** begin Records to process **
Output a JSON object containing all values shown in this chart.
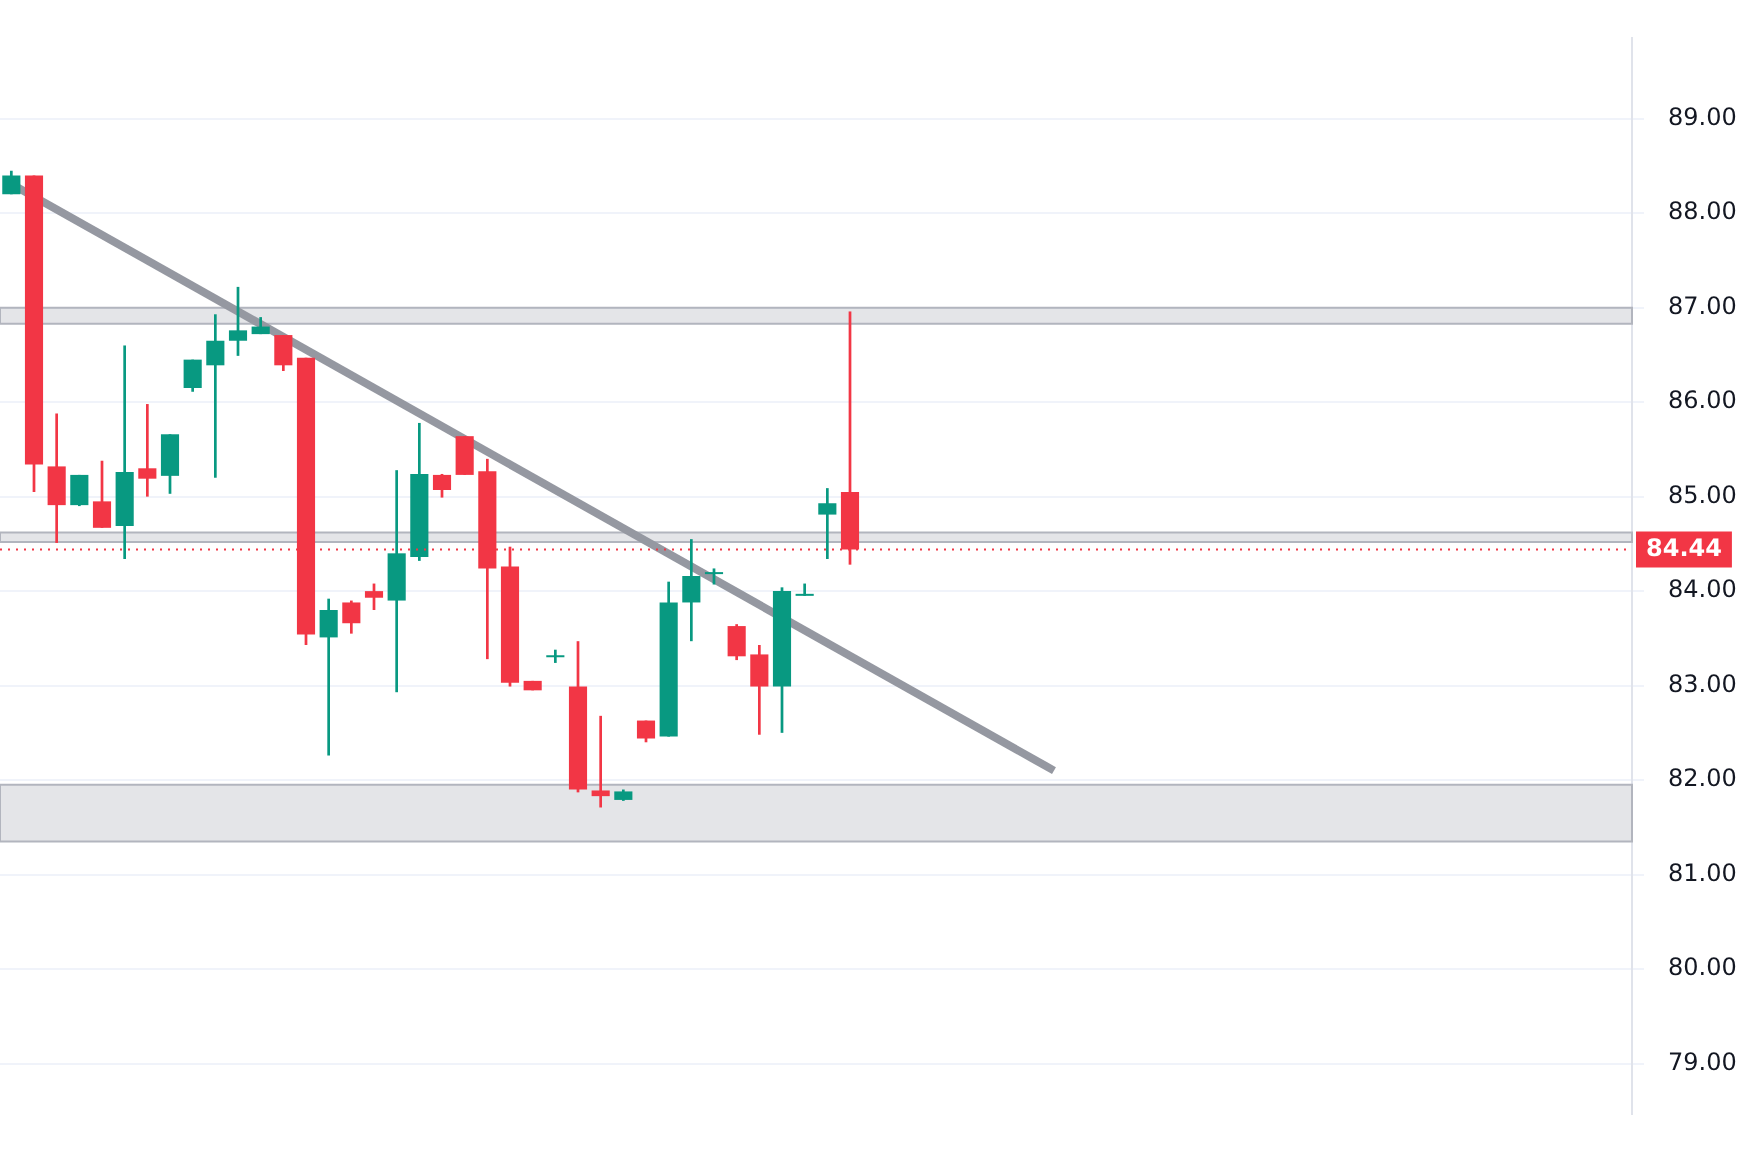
{
  "chart_data": {
    "type": "candlestick",
    "categories": [
      null,
      null,
      null,
      null,
      null,
      null,
      null,
      null,
      null,
      null,
      null,
      null,
      null,
      null,
      null,
      null,
      null,
      null,
      null,
      null,
      null,
      null,
      null,
      null,
      null,
      null,
      null,
      null,
      null,
      null,
      null,
      null,
      null,
      null,
      null,
      null,
      null,
      null,
      null,
      null,
      null,
      null,
      null,
      null,
      null,
      null,
      null,
      null,
      null,
      null,
      null,
      null,
      null,
      null,
      null,
      null,
      null,
      null,
      null,
      null,
      null,
      null,
      null,
      null,
      null,
      null,
      null,
      null,
      null,
      null,
      null,
      null
    ],
    "ohlc": [
      [
        88.2,
        88.45,
        88.2,
        88.4
      ],
      [
        88.4,
        88.4,
        85.05,
        85.34
      ],
      [
        85.32,
        85.88,
        84.51,
        84.91
      ],
      [
        84.91,
        85.23,
        84.9,
        85.23
      ],
      [
        84.95,
        85.38,
        84.67,
        84.67
      ],
      [
        84.69,
        86.6,
        84.34,
        85.26
      ],
      [
        85.3,
        85.98,
        85.0,
        85.19
      ],
      [
        85.22,
        85.66,
        85.03,
        85.66
      ],
      [
        86.15,
        86.45,
        86.11,
        86.45
      ],
      [
        86.39,
        86.93,
        85.2,
        86.65
      ],
      [
        86.65,
        87.22,
        86.49,
        86.76
      ],
      [
        86.72,
        86.9,
        86.72,
        86.8
      ],
      [
        86.71,
        86.71,
        86.33,
        86.39
      ],
      [
        86.47,
        86.47,
        83.43,
        83.54
      ],
      [
        83.51,
        83.92,
        82.26,
        83.8
      ],
      [
        83.88,
        83.9,
        83.55,
        83.66
      ],
      [
        84.0,
        84.08,
        83.8,
        83.93
      ],
      [
        83.9,
        85.28,
        82.93,
        84.4
      ],
      [
        84.36,
        85.78,
        84.32,
        85.24
      ],
      [
        85.23,
        85.24,
        84.99,
        85.07
      ],
      [
        85.64,
        85.64,
        85.23,
        85.23
      ],
      [
        85.27,
        85.4,
        83.28,
        84.24
      ],
      [
        84.26,
        84.47,
        82.99,
        83.03
      ],
      [
        83.05,
        83.05,
        82.95,
        82.95
      ],
      [
        83.3,
        83.38,
        83.24,
        83.32
      ],
      [
        82.99,
        83.47,
        81.87,
        81.9
      ],
      [
        81.89,
        82.68,
        81.71,
        81.83
      ],
      [
        81.79,
        81.9,
        81.78,
        81.88
      ],
      [
        82.63,
        82.63,
        82.4,
        82.44
      ],
      [
        82.46,
        84.1,
        82.46,
        83.88
      ],
      [
        83.88,
        84.55,
        83.47,
        84.16
      ],
      [
        84.18,
        84.24,
        84.07,
        84.18
      ],
      [
        83.63,
        83.65,
        83.27,
        83.31
      ],
      [
        83.33,
        83.43,
        82.48,
        82.99
      ],
      [
        82.99,
        84.04,
        82.5,
        84.0
      ],
      [
        83.95,
        84.08,
        83.95,
        83.96
      ],
      [
        84.81,
        85.09,
        84.34,
        84.93
      ],
      [
        85.05,
        86.96,
        84.28,
        84.44
      ],
      null,
      null,
      null,
      null,
      null,
      null,
      null,
      null,
      null,
      null,
      null,
      null,
      null,
      null,
      null,
      null,
      null,
      null,
      null,
      null,
      null,
      null,
      null,
      null,
      null,
      null,
      null,
      null,
      null,
      null,
      null,
      null,
      null,
      null
    ],
    "colors": [
      "#089981",
      "#f23645",
      "#f23645",
      "#089981",
      "#f23645",
      "#089981",
      "#f23645",
      "#089981",
      "#089981",
      "#089981",
      "#089981",
      "#089981",
      "#f23645",
      "#f23645",
      "#089981",
      "#f23645",
      "#f23645",
      "#089981",
      "#089981",
      "#f23645",
      "#f23645",
      "#f23645",
      "#f23645",
      "#f23645",
      "#089981",
      "#f23645",
      "#f23645",
      "#089981",
      "#f23645",
      "#089981",
      "#089981",
      "#089981",
      "#f23645",
      "#f23645",
      "#089981",
      "#089981",
      "#089981",
      "#f23645",
      null,
      null,
      null,
      null,
      null,
      null,
      null,
      null,
      null,
      null,
      null,
      null,
      null,
      null,
      null,
      null,
      null,
      null,
      null,
      null,
      null,
      null,
      null,
      null,
      null,
      null,
      null,
      null,
      null,
      null,
      null,
      null,
      null,
      null
    ],
    "series": [
      {
        "type": "line",
        "color": "#9598a1",
        "values": [
          88.31,
          null,
          null,
          null,
          null,
          null,
          null,
          null,
          null,
          null,
          null,
          null,
          null,
          null,
          null,
          null,
          null,
          null,
          null,
          null,
          null,
          null,
          null,
          null,
          null,
          null,
          null,
          null,
          null,
          null,
          null,
          null,
          null,
          null,
          null,
          null,
          null,
          null,
          null,
          null,
          null,
          null,
          null,
          null,
          null,
          null,
          82.1,
          null,
          null,
          null,
          null,
          null,
          null,
          null,
          null,
          null,
          null,
          null,
          null,
          null,
          null,
          null,
          null,
          null,
          null,
          null,
          null,
          null,
          null,
          null,
          null,
          null
        ]
      }
    ],
    "ylim": [
      78.47,
      89.85
    ],
    "yticks": [
      {
        "value": 79,
        "label": "79.00"
      },
      {
        "value": 80,
        "label": "80.00"
      },
      {
        "value": 81,
        "label": "81.00"
      },
      {
        "value": 82,
        "label": "82.00"
      },
      {
        "value": 83,
        "label": "83.00"
      },
      {
        "value": 84,
        "label": "84.00"
      },
      {
        "value": 85,
        "label": "85.00"
      },
      {
        "value": 86,
        "label": "86.00"
      },
      {
        "value": 87,
        "label": "87.00"
      },
      {
        "value": 88,
        "label": "88.00"
      },
      {
        "value": 89,
        "label": "89.00"
      }
    ],
    "bands": [
      {
        "axis": "y",
        "from": 86.83,
        "to": 87.0,
        "color": "#b2b5be"
      },
      {
        "axis": "y",
        "from": 84.52,
        "to": 84.62,
        "color": "#b2b5be"
      },
      {
        "axis": "y",
        "from": 81.35,
        "to": 81.95,
        "color": "#b2b5be"
      }
    ],
    "ref_lines": [
      {
        "axis": "y",
        "value": 84.44,
        "label": "84.44",
        "color": "#f23645",
        "line_style": "dotted"
      }
    ],
    "grid": "y",
    "tick_labels": "y",
    "legend": false
  }
}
** end Records to process **
Keep every word of the data as it is when you write it out, but drop the pictures.

Output a JSON object containing all values shown in this chart.
{
  "chart_data": {
    "type": "candlestick",
    "categories": [
      null,
      null,
      null,
      null,
      null,
      null,
      null,
      null,
      null,
      null,
      null,
      null,
      null,
      null,
      null,
      null,
      null,
      null,
      null,
      null,
      null,
      null,
      null,
      null,
      null,
      null,
      null,
      null,
      null,
      null,
      null,
      null,
      null,
      null,
      null,
      null,
      null,
      null,
      null,
      null,
      null,
      null,
      null,
      null,
      null,
      null,
      null,
      null,
      null,
      null,
      null,
      null,
      null,
      null,
      null,
      null,
      null,
      null,
      null,
      null,
      null,
      null,
      null,
      null,
      null,
      null,
      null,
      null,
      null,
      null,
      null,
      null
    ],
    "ohlc": [
      [
        88.2,
        88.45,
        88.2,
        88.4
      ],
      [
        88.4,
        88.4,
        85.05,
        85.34
      ],
      [
        85.32,
        85.88,
        84.51,
        84.91
      ],
      [
        84.91,
        85.23,
        84.9,
        85.23
      ],
      [
        84.95,
        85.38,
        84.67,
        84.67
      ],
      [
        84.69,
        86.6,
        84.34,
        85.26
      ],
      [
        85.3,
        85.98,
        85.0,
        85.19
      ],
      [
        85.22,
        85.66,
        85.03,
        85.66
      ],
      [
        86.15,
        86.45,
        86.11,
        86.45
      ],
      [
        86.39,
        86.93,
        85.2,
        86.65
      ],
      [
        86.65,
        87.22,
        86.49,
        86.76
      ],
      [
        86.72,
        86.9,
        86.72,
        86.8
      ],
      [
        86.71,
        86.71,
        86.33,
        86.39
      ],
      [
        86.47,
        86.47,
        83.43,
        83.54
      ],
      [
        83.51,
        83.92,
        82.26,
        83.8
      ],
      [
        83.88,
        83.9,
        83.55,
        83.66
      ],
      [
        84.0,
        84.08,
        83.8,
        83.93
      ],
      [
        83.9,
        85.28,
        82.93,
        84.4
      ],
      [
        84.36,
        85.78,
        84.32,
        85.24
      ],
      [
        85.23,
        85.24,
        84.99,
        85.07
      ],
      [
        85.64,
        85.64,
        85.23,
        85.23
      ],
      [
        85.27,
        85.4,
        83.28,
        84.24
      ],
      [
        84.26,
        84.47,
        82.99,
        83.03
      ],
      [
        83.05,
        83.05,
        82.95,
        82.95
      ],
      [
        83.3,
        83.38,
        83.24,
        83.32
      ],
      [
        82.99,
        83.47,
        81.87,
        81.9
      ],
      [
        81.89,
        82.68,
        81.71,
        81.83
      ],
      [
        81.79,
        81.9,
        81.78,
        81.88
      ],
      [
        82.63,
        82.63,
        82.4,
        82.44
      ],
      [
        82.46,
        84.1,
        82.46,
        83.88
      ],
      [
        83.88,
        84.55,
        83.47,
        84.16
      ],
      [
        84.18,
        84.24,
        84.07,
        84.18
      ],
      [
        83.63,
        83.65,
        83.27,
        83.31
      ],
      [
        83.33,
        83.43,
        82.48,
        82.99
      ],
      [
        82.99,
        84.04,
        82.5,
        84.0
      ],
      [
        83.95,
        84.08,
        83.95,
        83.96
      ],
      [
        84.81,
        85.09,
        84.34,
        84.93
      ],
      [
        85.05,
        86.96,
        84.28,
        84.44
      ],
      null,
      null,
      null,
      null,
      null,
      null,
      null,
      null,
      null,
      null,
      null,
      null,
      null,
      null,
      null,
      null,
      null,
      null,
      null,
      null,
      null,
      null,
      null,
      null,
      null,
      null,
      null,
      null,
      null,
      null,
      null,
      null,
      null,
      null
    ],
    "colors": [
      "#089981",
      "#f23645",
      "#f23645",
      "#089981",
      "#f23645",
      "#089981",
      "#f23645",
      "#089981",
      "#089981",
      "#089981",
      "#089981",
      "#089981",
      "#f23645",
      "#f23645",
      "#089981",
      "#f23645",
      "#f23645",
      "#089981",
      "#089981",
      "#f23645",
      "#f23645",
      "#f23645",
      "#f23645",
      "#f23645",
      "#089981",
      "#f23645",
      "#f23645",
      "#089981",
      "#f23645",
      "#089981",
      "#089981",
      "#089981",
      "#f23645",
      "#f23645",
      "#089981",
      "#089981",
      "#089981",
      "#f23645",
      null,
      null,
      null,
      null,
      null,
      null,
      null,
      null,
      null,
      null,
      null,
      null,
      null,
      null,
      null,
      null,
      null,
      null,
      null,
      null,
      null,
      null,
      null,
      null,
      null,
      null,
      null,
      null,
      null,
      null,
      null,
      null,
      null,
      null
    ],
    "series": [
      {
        "type": "line",
        "color": "#9598a1",
        "values": [
          88.31,
          null,
          null,
          null,
          null,
          null,
          null,
          null,
          null,
          null,
          null,
          null,
          null,
          null,
          null,
          null,
          null,
          null,
          null,
          null,
          null,
          null,
          null,
          null,
          null,
          null,
          null,
          null,
          null,
          null,
          null,
          null,
          null,
          null,
          null,
          null,
          null,
          null,
          null,
          null,
          null,
          null,
          null,
          null,
          null,
          null,
          82.1,
          null,
          null,
          null,
          null,
          null,
          null,
          null,
          null,
          null,
          null,
          null,
          null,
          null,
          null,
          null,
          null,
          null,
          null,
          null,
          null,
          null,
          null,
          null,
          null,
          null
        ]
      }
    ],
    "ylim": [
      78.47,
      89.85
    ],
    "yticks": [
      {
        "value": 79,
        "label": "79.00"
      },
      {
        "value": 80,
        "label": "80.00"
      },
      {
        "value": 81,
        "label": "81.00"
      },
      {
        "value": 82,
        "label": "82.00"
      },
      {
        "value": 83,
        "label": "83.00"
      },
      {
        "value": 84,
        "label": "84.00"
      },
      {
        "value": 85,
        "label": "85.00"
      },
      {
        "value": 86,
        "label": "86.00"
      },
      {
        "value": 87,
        "label": "87.00"
      },
      {
        "value": 88,
        "label": "88.00"
      },
      {
        "value": 89,
        "label": "89.00"
      }
    ],
    "bands": [
      {
        "axis": "y",
        "from": 86.83,
        "to": 87.0,
        "color": "#b2b5be"
      },
      {
        "axis": "y",
        "from": 84.52,
        "to": 84.62,
        "color": "#b2b5be"
      },
      {
        "axis": "y",
        "from": 81.35,
        "to": 81.95,
        "color": "#b2b5be"
      }
    ],
    "ref_lines": [
      {
        "axis": "y",
        "value": 84.44,
        "label": "84.44",
        "color": "#f23645",
        "line_style": "dotted"
      }
    ],
    "grid": "y",
    "tick_labels": "y",
    "legend": false
  }
}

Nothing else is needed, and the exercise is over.